== Exercise brief ==
Copy out all of the material below, changing every "Unlock" to "Sign in" and leaving everything else as it is. Leave the pictures out.

== Records for processing ==
══════════════════════════════

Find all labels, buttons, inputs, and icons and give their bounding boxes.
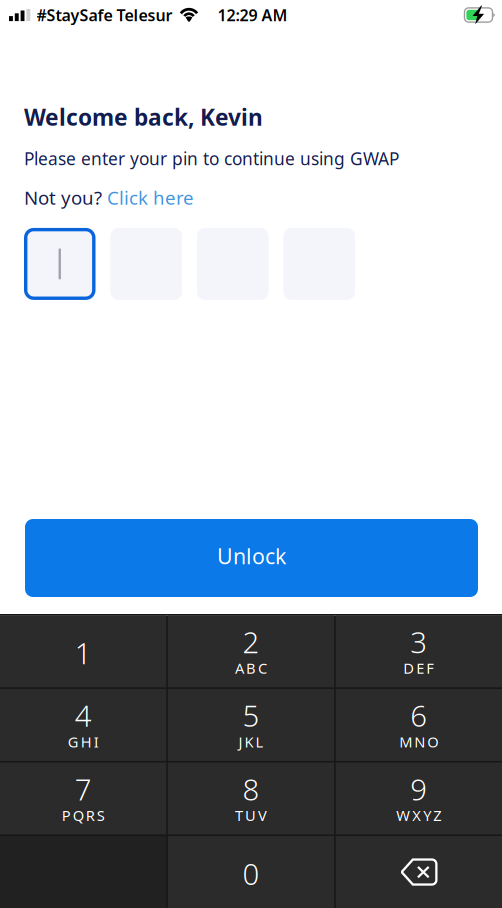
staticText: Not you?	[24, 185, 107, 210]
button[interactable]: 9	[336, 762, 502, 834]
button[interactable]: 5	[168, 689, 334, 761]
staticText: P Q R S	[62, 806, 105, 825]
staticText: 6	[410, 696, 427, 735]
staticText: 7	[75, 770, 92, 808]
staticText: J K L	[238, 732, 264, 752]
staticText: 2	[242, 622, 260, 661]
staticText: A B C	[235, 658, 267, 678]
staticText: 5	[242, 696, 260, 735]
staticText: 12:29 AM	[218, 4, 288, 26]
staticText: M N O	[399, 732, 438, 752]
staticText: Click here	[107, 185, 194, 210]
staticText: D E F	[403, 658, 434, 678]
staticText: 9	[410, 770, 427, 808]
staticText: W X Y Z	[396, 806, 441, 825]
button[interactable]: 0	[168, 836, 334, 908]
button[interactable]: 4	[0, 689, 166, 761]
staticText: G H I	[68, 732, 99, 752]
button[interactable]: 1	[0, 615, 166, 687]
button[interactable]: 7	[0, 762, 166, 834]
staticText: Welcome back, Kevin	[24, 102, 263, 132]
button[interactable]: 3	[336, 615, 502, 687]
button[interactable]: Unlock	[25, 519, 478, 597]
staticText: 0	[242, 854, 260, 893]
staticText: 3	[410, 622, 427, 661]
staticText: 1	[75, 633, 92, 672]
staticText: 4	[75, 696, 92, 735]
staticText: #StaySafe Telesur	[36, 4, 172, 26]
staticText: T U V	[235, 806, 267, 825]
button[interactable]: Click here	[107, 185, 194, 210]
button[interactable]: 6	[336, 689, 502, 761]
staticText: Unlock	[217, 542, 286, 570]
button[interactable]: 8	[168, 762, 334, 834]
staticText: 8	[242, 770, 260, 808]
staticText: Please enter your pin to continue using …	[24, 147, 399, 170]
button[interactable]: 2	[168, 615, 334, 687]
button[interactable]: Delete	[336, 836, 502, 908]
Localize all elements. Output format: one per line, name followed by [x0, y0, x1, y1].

══════════════════════════════

== Finished exercise ==
Find all labels, buttons, inputs, and icons and give their bounding boxes.
staticText: Not you?	[24, 185, 107, 210]
button[interactable]: 9	[336, 762, 502, 834]
button[interactable]: 5	[168, 689, 334, 761]
staticText: P Q R S	[62, 806, 105, 825]
staticText: 6	[410, 696, 427, 735]
staticText: 7	[75, 770, 92, 808]
staticText: J K L	[238, 732, 264, 752]
staticText: 2	[242, 622, 260, 661]
staticText: A B C	[235, 658, 267, 678]
staticText: 5	[242, 696, 260, 735]
staticText: 12:29 AM	[218, 4, 288, 26]
staticText: M N O	[399, 732, 438, 752]
staticText: Click here	[107, 185, 194, 210]
staticText: D E F	[403, 658, 434, 678]
staticText: 9	[410, 770, 427, 808]
staticText: W X Y Z	[396, 806, 441, 825]
button[interactable]: 0	[168, 836, 334, 908]
button[interactable]: 4	[0, 689, 166, 761]
staticText: G H I	[68, 732, 99, 752]
button[interactable]: 1	[0, 615, 166, 687]
button[interactable]: 7	[0, 762, 166, 834]
staticText: Welcome back, Kevin	[24, 102, 263, 132]
button[interactable]: 3	[336, 615, 502, 687]
button[interactable]: Sign in	[25, 519, 478, 597]
staticText: 0	[242, 854, 260, 893]
staticText: 3	[410, 622, 427, 661]
staticText: 1	[75, 633, 92, 672]
staticText: 4	[75, 696, 92, 735]
staticText: #StaySafe Telesur	[36, 4, 172, 26]
staticText: T U V	[235, 806, 267, 825]
button[interactable]: Click here	[107, 185, 194, 210]
button[interactable]: 6	[336, 689, 502, 761]
staticText: Sign in	[217, 542, 286, 570]
button[interactable]: 8	[168, 762, 334, 834]
staticText: 8	[242, 770, 260, 808]
staticText: Please enter your pin to continue using …	[24, 147, 399, 170]
button[interactable]: 2	[168, 615, 334, 687]
button[interactable]: Delete	[336, 836, 502, 908]
Localize all elements. Output format: one per line, name followed by [x0, y0, x1, y1].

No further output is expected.